## Lines of data
....

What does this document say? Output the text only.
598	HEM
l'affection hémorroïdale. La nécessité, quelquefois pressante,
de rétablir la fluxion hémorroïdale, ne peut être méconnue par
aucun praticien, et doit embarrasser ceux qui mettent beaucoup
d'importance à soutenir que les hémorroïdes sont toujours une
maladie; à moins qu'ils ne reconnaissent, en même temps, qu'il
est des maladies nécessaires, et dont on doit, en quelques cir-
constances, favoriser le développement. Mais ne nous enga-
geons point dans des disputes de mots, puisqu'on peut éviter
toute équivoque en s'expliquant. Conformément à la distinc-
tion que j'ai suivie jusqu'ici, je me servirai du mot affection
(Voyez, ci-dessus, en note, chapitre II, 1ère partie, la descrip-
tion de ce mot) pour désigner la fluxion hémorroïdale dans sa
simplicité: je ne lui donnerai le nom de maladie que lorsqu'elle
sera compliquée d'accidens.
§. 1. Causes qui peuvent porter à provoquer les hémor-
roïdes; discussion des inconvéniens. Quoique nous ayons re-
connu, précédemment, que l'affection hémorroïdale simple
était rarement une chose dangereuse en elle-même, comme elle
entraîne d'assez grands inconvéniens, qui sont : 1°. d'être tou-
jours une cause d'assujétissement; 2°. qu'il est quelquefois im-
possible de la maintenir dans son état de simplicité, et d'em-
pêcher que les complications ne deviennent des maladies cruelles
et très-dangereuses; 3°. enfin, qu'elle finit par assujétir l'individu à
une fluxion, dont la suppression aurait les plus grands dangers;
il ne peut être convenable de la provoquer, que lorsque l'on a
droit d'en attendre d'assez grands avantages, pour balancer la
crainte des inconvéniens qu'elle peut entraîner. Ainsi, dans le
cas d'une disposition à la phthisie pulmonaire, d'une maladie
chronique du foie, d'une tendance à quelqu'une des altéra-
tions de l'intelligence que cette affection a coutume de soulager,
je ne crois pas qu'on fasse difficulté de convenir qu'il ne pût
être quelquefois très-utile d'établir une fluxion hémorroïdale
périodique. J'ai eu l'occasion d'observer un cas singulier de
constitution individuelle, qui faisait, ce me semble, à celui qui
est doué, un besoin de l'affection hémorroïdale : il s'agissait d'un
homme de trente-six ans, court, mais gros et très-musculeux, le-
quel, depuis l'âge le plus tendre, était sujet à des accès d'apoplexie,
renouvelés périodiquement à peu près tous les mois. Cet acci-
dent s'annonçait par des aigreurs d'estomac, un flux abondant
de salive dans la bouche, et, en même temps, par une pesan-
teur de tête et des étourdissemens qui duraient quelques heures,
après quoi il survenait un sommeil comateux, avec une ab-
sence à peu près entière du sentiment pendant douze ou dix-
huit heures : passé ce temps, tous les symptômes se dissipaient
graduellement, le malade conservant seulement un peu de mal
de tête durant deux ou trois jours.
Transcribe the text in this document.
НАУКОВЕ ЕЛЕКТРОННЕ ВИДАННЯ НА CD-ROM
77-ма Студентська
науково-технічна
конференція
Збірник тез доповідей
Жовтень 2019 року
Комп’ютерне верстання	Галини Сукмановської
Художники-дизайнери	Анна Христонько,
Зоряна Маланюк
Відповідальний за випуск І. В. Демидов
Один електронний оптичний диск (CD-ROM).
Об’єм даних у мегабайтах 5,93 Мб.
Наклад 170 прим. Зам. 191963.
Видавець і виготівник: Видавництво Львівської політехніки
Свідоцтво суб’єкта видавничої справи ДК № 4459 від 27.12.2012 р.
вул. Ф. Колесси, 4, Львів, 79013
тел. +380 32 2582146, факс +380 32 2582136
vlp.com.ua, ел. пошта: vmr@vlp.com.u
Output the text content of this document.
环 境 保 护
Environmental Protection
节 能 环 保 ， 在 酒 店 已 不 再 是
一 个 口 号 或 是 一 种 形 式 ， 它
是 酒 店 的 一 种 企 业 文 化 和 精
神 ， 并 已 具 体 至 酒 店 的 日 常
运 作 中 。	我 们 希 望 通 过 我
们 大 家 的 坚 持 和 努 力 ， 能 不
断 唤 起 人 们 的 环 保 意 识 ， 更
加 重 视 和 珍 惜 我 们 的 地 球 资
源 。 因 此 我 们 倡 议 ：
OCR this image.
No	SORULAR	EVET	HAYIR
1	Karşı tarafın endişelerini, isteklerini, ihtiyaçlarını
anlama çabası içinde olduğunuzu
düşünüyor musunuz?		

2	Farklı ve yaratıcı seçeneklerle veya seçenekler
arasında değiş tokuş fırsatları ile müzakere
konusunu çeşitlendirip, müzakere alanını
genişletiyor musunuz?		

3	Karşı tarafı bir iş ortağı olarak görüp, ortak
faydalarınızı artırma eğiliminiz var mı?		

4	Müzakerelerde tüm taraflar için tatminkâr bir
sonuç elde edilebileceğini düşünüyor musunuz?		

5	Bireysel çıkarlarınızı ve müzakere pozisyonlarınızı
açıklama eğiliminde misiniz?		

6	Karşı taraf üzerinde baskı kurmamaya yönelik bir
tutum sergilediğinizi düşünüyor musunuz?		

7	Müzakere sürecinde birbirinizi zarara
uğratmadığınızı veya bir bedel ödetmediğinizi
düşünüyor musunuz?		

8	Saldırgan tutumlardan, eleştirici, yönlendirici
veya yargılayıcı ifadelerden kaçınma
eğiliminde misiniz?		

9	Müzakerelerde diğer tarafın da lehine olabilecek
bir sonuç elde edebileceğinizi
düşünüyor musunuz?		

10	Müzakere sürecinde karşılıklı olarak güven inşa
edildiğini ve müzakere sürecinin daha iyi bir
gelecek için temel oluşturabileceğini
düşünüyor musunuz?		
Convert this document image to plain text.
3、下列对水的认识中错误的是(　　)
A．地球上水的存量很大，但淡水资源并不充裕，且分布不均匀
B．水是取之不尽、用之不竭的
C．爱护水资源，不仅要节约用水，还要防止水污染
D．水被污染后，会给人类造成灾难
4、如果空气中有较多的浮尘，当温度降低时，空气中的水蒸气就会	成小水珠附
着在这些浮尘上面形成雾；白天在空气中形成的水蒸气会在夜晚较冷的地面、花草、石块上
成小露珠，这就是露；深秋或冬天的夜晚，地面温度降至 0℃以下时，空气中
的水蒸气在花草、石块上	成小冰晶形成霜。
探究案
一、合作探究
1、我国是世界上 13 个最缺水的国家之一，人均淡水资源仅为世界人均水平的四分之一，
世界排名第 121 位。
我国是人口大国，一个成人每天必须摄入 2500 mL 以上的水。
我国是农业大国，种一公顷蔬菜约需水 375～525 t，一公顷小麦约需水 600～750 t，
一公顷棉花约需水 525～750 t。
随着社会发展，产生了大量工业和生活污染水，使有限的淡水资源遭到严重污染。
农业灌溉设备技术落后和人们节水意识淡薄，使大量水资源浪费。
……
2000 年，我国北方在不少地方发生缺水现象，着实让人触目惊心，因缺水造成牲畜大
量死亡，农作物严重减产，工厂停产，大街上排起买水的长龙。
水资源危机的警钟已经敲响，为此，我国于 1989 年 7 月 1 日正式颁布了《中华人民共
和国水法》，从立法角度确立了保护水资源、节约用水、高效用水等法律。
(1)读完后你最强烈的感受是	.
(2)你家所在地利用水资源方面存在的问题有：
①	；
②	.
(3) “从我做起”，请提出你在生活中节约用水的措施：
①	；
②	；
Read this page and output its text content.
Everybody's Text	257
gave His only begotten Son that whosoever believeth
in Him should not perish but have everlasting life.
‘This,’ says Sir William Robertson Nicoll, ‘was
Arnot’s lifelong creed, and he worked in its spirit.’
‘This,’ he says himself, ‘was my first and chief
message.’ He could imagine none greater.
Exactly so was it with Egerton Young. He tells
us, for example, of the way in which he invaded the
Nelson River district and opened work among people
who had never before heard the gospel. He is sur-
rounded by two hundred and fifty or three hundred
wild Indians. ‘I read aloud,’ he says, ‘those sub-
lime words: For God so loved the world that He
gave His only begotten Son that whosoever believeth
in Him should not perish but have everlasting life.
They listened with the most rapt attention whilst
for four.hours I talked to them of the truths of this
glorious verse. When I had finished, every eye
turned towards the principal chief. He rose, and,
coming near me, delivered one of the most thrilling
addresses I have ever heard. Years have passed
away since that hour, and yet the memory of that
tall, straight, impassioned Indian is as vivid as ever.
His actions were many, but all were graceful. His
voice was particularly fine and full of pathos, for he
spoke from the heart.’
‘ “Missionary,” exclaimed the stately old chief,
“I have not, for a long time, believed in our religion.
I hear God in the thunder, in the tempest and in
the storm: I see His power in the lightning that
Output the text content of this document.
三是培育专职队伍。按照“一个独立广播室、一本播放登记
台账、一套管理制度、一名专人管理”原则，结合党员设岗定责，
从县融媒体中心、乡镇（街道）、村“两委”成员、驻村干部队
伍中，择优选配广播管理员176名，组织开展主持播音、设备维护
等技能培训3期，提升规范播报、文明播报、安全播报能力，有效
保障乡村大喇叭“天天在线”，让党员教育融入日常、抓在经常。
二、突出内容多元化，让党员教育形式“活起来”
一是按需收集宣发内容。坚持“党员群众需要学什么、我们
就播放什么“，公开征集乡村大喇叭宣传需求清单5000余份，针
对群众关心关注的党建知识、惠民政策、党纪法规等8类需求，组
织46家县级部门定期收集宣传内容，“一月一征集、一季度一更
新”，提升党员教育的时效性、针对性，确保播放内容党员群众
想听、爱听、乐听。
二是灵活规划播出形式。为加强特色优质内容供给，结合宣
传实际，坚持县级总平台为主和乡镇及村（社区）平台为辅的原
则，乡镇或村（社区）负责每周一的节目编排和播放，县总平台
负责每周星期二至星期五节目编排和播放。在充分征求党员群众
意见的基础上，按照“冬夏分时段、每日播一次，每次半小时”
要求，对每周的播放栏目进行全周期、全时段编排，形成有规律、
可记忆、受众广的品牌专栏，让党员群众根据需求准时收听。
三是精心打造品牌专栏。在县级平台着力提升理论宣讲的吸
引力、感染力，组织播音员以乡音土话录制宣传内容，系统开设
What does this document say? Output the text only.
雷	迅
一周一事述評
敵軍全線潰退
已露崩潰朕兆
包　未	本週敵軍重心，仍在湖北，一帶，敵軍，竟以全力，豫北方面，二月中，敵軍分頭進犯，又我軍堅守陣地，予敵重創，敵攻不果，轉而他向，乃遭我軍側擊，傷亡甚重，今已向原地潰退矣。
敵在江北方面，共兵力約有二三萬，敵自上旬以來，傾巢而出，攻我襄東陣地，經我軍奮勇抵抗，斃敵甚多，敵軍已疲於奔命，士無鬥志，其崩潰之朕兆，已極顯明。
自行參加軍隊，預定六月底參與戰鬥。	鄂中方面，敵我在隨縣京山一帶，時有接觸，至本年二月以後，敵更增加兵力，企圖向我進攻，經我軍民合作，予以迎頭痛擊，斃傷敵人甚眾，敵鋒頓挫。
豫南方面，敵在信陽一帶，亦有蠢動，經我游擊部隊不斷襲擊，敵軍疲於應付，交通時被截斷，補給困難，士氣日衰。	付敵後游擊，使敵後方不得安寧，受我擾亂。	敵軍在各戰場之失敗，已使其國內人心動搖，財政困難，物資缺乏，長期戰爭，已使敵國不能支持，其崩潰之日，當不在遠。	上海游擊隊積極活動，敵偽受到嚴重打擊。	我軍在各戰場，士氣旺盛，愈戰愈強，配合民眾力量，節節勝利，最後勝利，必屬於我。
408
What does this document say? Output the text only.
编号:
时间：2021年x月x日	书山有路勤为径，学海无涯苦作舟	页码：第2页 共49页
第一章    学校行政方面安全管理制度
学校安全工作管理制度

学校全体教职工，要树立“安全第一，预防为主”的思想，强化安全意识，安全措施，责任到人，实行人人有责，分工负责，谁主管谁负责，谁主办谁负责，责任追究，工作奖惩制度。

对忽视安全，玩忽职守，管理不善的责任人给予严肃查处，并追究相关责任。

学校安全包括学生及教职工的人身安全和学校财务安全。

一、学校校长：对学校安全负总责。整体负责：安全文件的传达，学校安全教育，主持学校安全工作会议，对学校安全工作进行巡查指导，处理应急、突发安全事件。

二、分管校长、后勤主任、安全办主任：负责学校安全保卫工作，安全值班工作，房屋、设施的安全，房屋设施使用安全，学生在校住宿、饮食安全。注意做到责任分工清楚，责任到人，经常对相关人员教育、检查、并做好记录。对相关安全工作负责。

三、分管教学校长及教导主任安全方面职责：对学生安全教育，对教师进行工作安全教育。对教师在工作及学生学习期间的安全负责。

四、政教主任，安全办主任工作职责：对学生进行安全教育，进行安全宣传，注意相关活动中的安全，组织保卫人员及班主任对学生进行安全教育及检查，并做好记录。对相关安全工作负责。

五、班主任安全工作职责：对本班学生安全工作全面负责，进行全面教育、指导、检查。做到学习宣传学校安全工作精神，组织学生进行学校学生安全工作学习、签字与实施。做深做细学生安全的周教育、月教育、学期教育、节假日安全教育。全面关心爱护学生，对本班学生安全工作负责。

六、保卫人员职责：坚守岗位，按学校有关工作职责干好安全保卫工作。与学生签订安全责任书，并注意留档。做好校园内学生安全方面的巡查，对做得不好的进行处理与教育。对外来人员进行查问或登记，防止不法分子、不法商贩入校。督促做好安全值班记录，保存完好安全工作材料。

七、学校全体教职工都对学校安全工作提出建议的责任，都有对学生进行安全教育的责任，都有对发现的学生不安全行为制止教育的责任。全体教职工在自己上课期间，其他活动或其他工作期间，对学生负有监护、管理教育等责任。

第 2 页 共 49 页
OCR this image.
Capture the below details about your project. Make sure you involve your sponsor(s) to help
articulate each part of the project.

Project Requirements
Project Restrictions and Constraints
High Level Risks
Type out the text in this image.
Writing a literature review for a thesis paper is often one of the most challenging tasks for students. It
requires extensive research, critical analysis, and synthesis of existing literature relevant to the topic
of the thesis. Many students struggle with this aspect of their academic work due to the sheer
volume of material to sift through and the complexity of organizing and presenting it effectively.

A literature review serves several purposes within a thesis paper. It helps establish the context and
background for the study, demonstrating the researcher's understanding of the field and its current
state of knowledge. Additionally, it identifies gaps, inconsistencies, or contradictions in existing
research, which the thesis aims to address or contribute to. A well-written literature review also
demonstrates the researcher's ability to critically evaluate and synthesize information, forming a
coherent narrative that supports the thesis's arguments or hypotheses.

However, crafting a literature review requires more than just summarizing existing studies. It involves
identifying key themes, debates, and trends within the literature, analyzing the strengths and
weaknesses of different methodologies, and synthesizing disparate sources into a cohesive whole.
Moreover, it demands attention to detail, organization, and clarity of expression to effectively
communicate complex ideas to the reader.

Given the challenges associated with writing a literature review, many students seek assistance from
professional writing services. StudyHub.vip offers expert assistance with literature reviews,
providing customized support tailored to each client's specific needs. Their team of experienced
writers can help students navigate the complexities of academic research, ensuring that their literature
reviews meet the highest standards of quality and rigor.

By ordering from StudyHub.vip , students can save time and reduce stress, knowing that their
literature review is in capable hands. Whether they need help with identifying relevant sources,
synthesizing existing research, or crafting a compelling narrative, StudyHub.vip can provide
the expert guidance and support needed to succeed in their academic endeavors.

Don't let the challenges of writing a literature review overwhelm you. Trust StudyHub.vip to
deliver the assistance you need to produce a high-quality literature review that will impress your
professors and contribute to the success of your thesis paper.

....

## Given request
Look through the entries and return every line where "says" appears.

## Exercise output
‘This,’ says Sir William Robertson Nicoll, ‘was
‘This,’ he says himself, ‘was my first and chief
wild Indians. ‘I read aloud,’ he says, ‘those sub-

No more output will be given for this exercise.